::: Material provided
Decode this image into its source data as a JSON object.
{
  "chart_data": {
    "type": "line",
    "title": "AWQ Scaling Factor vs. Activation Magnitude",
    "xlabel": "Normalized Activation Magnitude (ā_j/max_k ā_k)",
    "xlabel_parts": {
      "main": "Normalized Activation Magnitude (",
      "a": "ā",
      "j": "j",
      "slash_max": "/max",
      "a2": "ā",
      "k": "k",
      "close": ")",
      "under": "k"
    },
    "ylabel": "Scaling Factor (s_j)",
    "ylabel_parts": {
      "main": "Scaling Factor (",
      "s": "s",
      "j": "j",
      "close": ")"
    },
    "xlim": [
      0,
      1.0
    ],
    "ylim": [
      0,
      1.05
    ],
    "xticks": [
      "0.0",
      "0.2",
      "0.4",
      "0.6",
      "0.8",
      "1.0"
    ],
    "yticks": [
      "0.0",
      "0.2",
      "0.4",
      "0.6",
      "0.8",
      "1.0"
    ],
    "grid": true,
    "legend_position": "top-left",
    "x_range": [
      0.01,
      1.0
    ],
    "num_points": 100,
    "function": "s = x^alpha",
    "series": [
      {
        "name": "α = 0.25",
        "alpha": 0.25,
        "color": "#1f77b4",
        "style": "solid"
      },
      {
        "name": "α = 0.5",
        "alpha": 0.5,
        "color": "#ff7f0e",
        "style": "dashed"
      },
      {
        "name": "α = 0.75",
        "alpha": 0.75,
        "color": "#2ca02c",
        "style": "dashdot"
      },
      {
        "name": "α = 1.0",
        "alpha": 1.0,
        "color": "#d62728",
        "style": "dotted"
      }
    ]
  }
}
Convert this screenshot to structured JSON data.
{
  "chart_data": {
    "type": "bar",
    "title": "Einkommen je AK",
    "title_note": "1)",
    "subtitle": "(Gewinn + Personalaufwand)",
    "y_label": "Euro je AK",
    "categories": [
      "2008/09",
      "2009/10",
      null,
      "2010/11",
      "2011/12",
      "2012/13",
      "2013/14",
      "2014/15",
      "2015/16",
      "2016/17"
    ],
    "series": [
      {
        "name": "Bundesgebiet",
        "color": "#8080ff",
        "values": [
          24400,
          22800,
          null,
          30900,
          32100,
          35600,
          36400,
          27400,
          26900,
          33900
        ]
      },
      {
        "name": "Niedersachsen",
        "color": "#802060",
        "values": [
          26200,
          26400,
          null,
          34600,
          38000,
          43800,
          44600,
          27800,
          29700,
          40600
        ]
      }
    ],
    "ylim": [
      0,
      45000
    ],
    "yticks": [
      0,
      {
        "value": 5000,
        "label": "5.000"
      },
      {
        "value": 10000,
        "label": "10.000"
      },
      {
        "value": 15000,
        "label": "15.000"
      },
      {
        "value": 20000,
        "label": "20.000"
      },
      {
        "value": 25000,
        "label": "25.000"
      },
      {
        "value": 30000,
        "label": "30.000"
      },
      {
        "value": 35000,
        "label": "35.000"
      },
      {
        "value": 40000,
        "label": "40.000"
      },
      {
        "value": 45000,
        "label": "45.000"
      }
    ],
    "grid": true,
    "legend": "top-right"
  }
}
::::::
● Task statement: Show every line that contains the word "this".

● Complete answer:
Decode this image into its source data as a JSON object.
Convert this screenshot to structured JSON data.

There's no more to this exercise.